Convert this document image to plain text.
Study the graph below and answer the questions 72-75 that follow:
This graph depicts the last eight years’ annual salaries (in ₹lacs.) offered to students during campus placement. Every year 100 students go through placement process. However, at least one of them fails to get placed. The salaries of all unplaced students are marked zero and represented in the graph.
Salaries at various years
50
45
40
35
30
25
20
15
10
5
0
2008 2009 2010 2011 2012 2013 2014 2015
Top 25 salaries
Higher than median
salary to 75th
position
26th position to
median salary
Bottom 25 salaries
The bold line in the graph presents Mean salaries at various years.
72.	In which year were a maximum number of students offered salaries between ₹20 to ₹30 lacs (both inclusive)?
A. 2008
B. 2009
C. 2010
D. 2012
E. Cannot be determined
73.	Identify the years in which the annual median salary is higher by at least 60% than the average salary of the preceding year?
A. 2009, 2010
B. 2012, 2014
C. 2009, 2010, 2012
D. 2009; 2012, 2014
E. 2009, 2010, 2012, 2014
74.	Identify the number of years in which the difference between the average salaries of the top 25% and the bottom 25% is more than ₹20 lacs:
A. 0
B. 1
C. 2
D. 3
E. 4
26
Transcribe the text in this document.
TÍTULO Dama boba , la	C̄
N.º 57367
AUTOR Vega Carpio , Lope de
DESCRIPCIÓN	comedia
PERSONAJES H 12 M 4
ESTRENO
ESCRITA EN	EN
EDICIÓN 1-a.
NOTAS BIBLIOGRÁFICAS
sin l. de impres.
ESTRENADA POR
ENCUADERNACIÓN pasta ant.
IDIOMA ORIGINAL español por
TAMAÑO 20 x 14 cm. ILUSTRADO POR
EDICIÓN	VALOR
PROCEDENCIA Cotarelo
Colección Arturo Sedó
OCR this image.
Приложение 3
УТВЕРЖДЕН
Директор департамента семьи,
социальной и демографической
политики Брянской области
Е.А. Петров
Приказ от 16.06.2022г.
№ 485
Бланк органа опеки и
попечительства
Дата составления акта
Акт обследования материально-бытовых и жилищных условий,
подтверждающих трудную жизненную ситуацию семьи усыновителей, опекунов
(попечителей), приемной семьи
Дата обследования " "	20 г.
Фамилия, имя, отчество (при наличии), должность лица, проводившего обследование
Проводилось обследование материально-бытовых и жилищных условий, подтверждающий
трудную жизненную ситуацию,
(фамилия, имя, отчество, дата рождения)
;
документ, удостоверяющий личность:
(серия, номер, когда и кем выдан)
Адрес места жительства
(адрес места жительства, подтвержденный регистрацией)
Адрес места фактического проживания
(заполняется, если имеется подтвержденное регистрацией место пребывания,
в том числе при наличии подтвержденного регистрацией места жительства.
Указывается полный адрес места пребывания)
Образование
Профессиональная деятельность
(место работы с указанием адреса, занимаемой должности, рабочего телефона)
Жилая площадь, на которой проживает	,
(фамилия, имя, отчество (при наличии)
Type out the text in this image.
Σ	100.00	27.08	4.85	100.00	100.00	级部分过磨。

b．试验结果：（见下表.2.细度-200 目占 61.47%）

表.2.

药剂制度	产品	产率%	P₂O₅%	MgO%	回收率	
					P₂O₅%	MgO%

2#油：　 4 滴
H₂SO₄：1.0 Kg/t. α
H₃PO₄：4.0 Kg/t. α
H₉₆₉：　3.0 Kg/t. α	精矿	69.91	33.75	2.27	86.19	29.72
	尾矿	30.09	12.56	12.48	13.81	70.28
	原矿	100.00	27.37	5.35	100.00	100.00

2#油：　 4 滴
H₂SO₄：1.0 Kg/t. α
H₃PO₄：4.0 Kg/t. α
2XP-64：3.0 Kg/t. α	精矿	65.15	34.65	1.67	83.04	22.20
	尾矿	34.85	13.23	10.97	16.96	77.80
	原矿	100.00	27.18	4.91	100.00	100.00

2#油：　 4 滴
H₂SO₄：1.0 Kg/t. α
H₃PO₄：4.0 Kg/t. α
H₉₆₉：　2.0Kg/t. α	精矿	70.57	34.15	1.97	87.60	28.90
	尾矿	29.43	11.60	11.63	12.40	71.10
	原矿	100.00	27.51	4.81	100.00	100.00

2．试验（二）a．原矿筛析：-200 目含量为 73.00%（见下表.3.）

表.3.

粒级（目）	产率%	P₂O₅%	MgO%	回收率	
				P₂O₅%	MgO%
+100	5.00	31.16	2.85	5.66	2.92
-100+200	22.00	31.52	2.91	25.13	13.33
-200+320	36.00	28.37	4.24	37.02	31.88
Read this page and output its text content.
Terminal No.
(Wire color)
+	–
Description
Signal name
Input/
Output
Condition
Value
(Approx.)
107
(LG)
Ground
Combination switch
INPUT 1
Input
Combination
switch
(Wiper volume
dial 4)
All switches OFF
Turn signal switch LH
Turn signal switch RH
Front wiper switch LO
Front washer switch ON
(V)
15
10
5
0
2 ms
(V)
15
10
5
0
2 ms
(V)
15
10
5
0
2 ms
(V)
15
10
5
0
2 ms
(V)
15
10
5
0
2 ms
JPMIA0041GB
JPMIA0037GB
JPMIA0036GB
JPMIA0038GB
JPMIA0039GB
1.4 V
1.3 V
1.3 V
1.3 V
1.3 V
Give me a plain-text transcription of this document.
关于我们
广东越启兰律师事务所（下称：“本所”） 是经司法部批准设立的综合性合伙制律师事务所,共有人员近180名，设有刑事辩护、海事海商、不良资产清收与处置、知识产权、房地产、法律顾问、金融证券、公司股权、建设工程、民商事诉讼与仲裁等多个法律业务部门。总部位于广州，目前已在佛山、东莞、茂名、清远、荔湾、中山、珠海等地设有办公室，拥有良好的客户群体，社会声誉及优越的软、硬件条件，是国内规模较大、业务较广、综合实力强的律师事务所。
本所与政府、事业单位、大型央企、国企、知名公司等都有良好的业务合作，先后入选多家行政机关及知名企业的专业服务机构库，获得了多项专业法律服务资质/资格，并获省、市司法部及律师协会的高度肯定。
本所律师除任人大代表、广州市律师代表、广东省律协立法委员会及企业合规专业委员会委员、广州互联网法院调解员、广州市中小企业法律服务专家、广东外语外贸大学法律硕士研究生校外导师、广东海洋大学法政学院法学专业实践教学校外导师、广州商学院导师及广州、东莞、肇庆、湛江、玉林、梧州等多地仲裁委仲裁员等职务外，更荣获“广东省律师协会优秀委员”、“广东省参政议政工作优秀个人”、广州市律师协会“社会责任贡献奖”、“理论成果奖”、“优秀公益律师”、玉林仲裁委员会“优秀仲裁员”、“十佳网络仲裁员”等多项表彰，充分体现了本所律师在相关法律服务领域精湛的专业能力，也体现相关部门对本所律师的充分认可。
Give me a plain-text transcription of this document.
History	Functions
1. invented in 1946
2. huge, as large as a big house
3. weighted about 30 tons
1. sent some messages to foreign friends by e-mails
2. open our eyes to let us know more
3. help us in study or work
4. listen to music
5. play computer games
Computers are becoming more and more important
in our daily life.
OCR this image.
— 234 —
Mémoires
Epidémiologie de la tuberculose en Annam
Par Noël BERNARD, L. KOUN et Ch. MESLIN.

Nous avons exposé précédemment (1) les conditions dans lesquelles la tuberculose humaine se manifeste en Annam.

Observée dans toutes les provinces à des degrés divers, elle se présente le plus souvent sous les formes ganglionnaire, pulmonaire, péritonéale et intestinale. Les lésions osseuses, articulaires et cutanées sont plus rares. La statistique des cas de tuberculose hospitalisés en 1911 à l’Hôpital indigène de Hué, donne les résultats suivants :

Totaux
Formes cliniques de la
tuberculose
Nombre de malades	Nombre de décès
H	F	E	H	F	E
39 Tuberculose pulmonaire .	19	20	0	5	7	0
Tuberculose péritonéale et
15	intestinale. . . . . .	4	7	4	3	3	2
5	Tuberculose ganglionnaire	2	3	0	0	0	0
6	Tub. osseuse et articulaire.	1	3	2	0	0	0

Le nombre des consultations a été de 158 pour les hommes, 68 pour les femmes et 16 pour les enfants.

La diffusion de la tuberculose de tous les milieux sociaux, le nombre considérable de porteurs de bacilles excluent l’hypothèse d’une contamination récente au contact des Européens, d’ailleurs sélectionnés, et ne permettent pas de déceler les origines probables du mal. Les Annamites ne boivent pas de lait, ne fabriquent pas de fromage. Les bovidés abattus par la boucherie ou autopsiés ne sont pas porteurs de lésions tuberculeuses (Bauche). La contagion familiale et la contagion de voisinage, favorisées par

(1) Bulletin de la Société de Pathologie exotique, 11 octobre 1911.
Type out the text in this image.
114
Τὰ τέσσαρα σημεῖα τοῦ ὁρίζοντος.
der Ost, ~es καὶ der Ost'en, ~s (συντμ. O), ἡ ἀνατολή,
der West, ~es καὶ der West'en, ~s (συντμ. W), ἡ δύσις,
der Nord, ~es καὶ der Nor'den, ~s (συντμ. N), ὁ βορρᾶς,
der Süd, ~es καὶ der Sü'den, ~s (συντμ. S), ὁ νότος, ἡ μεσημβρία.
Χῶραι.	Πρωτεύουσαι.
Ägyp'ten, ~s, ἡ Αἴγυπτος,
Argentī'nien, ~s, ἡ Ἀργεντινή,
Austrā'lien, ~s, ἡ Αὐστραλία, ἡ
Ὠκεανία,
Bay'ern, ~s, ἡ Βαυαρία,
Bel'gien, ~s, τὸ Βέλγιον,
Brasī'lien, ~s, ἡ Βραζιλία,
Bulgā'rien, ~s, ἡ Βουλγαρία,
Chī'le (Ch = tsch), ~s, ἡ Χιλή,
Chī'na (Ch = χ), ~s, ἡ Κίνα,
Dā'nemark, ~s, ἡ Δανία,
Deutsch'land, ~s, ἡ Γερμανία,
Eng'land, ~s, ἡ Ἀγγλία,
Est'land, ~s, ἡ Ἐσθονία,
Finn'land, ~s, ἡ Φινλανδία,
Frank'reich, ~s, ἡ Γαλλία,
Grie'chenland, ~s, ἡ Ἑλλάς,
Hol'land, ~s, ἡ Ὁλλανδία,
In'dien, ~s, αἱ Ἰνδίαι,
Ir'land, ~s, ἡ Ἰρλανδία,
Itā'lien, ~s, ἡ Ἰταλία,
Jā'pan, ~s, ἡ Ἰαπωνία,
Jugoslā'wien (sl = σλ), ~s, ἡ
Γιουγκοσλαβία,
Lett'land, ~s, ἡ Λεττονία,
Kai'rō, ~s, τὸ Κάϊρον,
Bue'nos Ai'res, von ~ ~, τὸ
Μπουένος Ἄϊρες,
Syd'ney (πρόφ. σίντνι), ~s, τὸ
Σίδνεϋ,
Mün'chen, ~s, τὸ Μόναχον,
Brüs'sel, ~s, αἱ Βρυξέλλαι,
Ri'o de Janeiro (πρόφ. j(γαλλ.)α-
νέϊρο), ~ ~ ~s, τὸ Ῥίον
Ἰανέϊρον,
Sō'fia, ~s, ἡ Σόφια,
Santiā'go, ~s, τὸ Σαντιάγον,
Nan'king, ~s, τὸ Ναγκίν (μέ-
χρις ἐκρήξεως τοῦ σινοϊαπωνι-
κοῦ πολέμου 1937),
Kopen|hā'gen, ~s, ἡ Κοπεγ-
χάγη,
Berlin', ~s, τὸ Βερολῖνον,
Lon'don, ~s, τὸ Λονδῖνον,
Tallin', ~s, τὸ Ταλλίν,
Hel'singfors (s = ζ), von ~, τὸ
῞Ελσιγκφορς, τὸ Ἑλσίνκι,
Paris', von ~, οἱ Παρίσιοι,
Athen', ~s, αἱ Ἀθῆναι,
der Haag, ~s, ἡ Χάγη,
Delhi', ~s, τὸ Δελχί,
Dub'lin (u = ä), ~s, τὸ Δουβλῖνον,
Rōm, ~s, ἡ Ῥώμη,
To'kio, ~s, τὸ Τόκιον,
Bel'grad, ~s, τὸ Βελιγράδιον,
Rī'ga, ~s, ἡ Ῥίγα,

__WORK TO COMPLETE__: Select and copy every line of the listing with the word "трудную".

__WRITTEN SOLUTION__:
подтверждающих трудную жизненную ситуацию семьи усыновителей, опекунов
трудную жизненную ситуацию,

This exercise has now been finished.